> Exercise brief: In full and without deviation, write out the entries that follow.
....
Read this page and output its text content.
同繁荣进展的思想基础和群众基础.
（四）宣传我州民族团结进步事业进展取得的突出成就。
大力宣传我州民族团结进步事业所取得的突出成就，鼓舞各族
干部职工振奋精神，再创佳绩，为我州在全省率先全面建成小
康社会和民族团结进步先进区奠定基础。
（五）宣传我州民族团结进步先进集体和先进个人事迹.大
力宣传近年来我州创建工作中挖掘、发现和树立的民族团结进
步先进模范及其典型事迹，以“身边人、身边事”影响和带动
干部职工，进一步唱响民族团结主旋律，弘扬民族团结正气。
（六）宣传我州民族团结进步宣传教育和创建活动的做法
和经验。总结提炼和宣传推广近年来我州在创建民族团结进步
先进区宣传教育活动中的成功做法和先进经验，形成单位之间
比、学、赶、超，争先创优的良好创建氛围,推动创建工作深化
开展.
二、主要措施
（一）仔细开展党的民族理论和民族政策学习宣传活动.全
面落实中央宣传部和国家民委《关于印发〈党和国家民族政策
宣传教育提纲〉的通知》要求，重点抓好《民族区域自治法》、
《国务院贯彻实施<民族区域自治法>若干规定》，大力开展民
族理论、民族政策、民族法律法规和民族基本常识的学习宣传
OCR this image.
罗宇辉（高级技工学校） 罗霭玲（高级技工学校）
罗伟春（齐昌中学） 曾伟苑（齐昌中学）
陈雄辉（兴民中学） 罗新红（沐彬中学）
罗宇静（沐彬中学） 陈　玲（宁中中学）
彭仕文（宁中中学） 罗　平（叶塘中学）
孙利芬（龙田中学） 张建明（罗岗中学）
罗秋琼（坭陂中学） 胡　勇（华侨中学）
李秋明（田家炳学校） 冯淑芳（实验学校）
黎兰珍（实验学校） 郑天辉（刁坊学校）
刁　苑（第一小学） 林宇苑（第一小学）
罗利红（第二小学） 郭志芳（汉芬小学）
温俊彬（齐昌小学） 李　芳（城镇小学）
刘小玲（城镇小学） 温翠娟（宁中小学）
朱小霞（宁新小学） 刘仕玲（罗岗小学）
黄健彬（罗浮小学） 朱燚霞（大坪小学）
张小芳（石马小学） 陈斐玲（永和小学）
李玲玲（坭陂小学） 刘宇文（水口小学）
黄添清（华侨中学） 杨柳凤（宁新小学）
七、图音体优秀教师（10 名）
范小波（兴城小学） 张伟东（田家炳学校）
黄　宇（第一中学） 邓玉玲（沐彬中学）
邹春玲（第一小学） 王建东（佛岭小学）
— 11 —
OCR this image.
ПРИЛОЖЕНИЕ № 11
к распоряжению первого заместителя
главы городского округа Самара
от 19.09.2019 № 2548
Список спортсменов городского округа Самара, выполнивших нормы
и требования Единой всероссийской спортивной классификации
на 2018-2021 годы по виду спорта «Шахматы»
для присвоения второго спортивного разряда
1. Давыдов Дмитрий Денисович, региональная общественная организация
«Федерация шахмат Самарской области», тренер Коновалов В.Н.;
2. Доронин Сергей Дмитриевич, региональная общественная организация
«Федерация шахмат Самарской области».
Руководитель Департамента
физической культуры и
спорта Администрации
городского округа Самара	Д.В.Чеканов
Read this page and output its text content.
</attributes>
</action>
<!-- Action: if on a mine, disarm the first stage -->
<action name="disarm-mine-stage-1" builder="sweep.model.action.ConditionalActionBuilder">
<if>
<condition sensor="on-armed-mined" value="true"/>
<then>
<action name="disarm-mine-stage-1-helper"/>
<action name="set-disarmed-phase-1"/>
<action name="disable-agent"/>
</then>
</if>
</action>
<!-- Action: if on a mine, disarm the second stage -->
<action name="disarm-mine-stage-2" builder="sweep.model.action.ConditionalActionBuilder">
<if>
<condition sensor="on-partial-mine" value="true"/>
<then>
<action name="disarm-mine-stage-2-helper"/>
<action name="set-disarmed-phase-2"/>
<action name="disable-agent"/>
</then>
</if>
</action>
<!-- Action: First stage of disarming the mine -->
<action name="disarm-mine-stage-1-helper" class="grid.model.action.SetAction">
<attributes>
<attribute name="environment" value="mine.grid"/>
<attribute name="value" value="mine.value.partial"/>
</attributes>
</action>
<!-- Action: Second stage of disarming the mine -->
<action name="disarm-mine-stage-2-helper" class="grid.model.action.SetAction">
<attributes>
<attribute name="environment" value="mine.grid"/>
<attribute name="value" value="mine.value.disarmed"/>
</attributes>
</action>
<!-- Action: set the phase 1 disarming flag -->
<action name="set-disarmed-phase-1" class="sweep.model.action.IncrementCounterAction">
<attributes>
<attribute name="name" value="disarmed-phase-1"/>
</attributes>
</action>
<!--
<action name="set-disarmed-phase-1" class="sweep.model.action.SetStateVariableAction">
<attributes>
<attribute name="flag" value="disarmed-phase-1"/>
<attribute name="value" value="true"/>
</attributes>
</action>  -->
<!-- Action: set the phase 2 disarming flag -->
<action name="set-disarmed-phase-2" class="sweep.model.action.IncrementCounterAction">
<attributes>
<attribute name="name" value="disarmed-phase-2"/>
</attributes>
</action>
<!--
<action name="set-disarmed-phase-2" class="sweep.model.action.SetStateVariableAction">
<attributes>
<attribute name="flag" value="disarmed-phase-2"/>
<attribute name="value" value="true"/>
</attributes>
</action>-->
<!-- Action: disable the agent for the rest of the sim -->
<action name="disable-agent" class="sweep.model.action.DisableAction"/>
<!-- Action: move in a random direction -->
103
....
> Reply to the task:
Read this page and output its text content.
同繁荣进展的思想基础和群众基础.
（四）宣传我州民族团结进步事业进展取得的突出成就。
大力宣传我州民族团结进步事业所取得的突出成就，鼓舞各族
干部职工振奋精神，再创佳绩，为我州在全省率先全面建成小
康社会和民族团结进步先进区奠定基础。
（五）宣传我州民族团结进步先进集体和先进个人事迹.大
力宣传近年来我州创建工作中挖掘、发现和树立的民族团结进
步先进模范及其典型事迹，以“身边人、身边事”影响和带动
干部职工，进一步唱响民族团结主旋律，弘扬民族团结正气。
（六）宣传我州民族团结进步宣传教育和创建活动的做法
和经验。总结提炼和宣传推广近年来我州在创建民族团结进步
先进区宣传教育活动中的成功做法和先进经验，形成单位之间
比、学、赶、超，争先创优的良好创建氛围,推动创建工作深化
开展.
二、主要措施
（一）仔细开展党的民族理论和民族政策学习宣传活动.全
面落实中央宣传部和国家民委《关于印发〈党和国家民族政策
宣传教育提纲〉的通知》要求，重点抓好《民族区域自治法》、
《国务院贯彻实施<民族区域自治法>若干规定》，大力开展民
族理论、民族政策、民族法律法规和民族基本常识的学习宣传
OCR this image.
罗宇辉（高级技工学校） 罗霭玲（高级技工学校）
罗伟春（齐昌中学） 曾伟苑（齐昌中学）
陈雄辉（兴民中学） 罗新红（沐彬中学）
罗宇静（沐彬中学） 陈　玲（宁中中学）
彭仕文（宁中中学） 罗　平（叶塘中学）
孙利芬（龙田中学） 张建明（罗岗中学）
罗秋琼（坭陂中学） 胡　勇（华侨中学）
李秋明（田家炳学校） 冯淑芳（实验学校）
黎兰珍（实验学校） 郑天辉（刁坊学校）
刁　苑（第一小学） 林宇苑（第一小学）
罗利红（第二小学） 郭志芳（汉芬小学）
温俊彬（齐昌小学） 李　芳（城镇小学）
刘小玲（城镇小学） 温翠娟（宁中小学）
朱小霞（宁新小学） 刘仕玲（罗岗小学）
黄健彬（罗浮小学） 朱燚霞（大坪小学）
张小芳（石马小学） 陈斐玲（永和小学）
李玲玲（坭陂小学） 刘宇文（水口小学）
黄添清（华侨中学） 杨柳凤（宁新小学）
七、图音体优秀教师（10 名）
范小波（兴城小学） 张伟东（田家炳学校）
黄　宇（第一中学） 邓玉玲（沐彬中学）
邹春玲（第一小学） 王建东（佛岭小学）
— 11 —
OCR this image.
ПРИЛОЖЕНИЕ № 11
к распоряжению первого заместителя
главы городского округа Самара
от 19.09.2019 № 2548
Список спортсменов городского округа Самара, выполнивших нормы
и требования Единой всероссийской спортивной классификации
на 2018-2021 годы по виду спорта «Шахматы»
для присвоения второго спортивного разряда
1. Давыдов Дмитрий Денисович, региональная общественная организация
«Федерация шахмат Самарской области», тренер Коновалов В.Н.;
2. Доронин Сергей Дмитриевич, региональная общественная организация
«Федерация шахмат Самарской области».
Руководитель Департамента
физической культуры и
спорта Администрации
городского округа Самара	Д.В.Чеканов
Read this page and output its text content.
</attributes>
</action>
<!-- Action: if on a mine, disarm the first stage -->
<action name="disarm-mine-stage-1" builder="sweep.model.action.ConditionalActionBuilder">
<if>
<condition sensor="on-armed-mined" value="true"/>
<then>
<action name="disarm-mine-stage-1-helper"/>
<action name="set-disarmed-phase-1"/>
<action name="disable-agent"/>
</then>
</if>
</action>
<!-- Action: if on a mine, disarm the second stage -->
<action name="disarm-mine-stage-2" builder="sweep.model.action.ConditionalActionBuilder">
<if>
<condition sensor="on-partial-mine" value="true"/>
<then>
<action name="disarm-mine-stage-2-helper"/>
<action name="set-disarmed-phase-2"/>
<action name="disable-agent"/>
</then>
</if>
</action>
<!-- Action: First stage of disarming the mine -->
<action name="disarm-mine-stage-1-helper" class="grid.model.action.SetAction">
<attributes>
<attribute name="environment" value="mine.grid"/>
<attribute name="value" value="mine.value.partial"/>
</attributes>
</action>
<!-- Action: Second stage of disarming the mine -->
<action name="disarm-mine-stage-2-helper" class="grid.model.action.SetAction">
<attributes>
<attribute name="environment" value="mine.grid"/>
<attribute name="value" value="mine.value.disarmed"/>
</attributes>
</action>
<!-- Action: set the phase 1 disarming flag -->
<action name="set-disarmed-phase-1" class="sweep.model.action.IncrementCounterAction">
<attributes>
<attribute name="name" value="disarmed-phase-1"/>
</attributes>
</action>
<!--
<action name="set-disarmed-phase-1" class="sweep.model.action.SetStateVariableAction">
<attributes>
<attribute name="flag" value="disarmed-phase-1"/>
<attribute name="value" value="true"/>
</attributes>
</action>  -->
<!-- Action: set the phase 2 disarming flag -->
<action name="set-disarmed-phase-2" class="sweep.model.action.IncrementCounterAction">
<attributes>
<attribute name="name" value="disarmed-phase-2"/>
</attributes>
</action>
<!--
<action name="set-disarmed-phase-2" class="sweep.model.action.SetStateVariableAction">
<attributes>
<attribute name="flag" value="disarmed-phase-2"/>
<attribute name="value" value="true"/>
</attributes>
</action>-->
<!-- Action: disable the agent for the rest of the sim -->
<action name="disable-agent" class="sweep.model.action.DisableAction"/>
<!-- Action: move in a random direction -->
103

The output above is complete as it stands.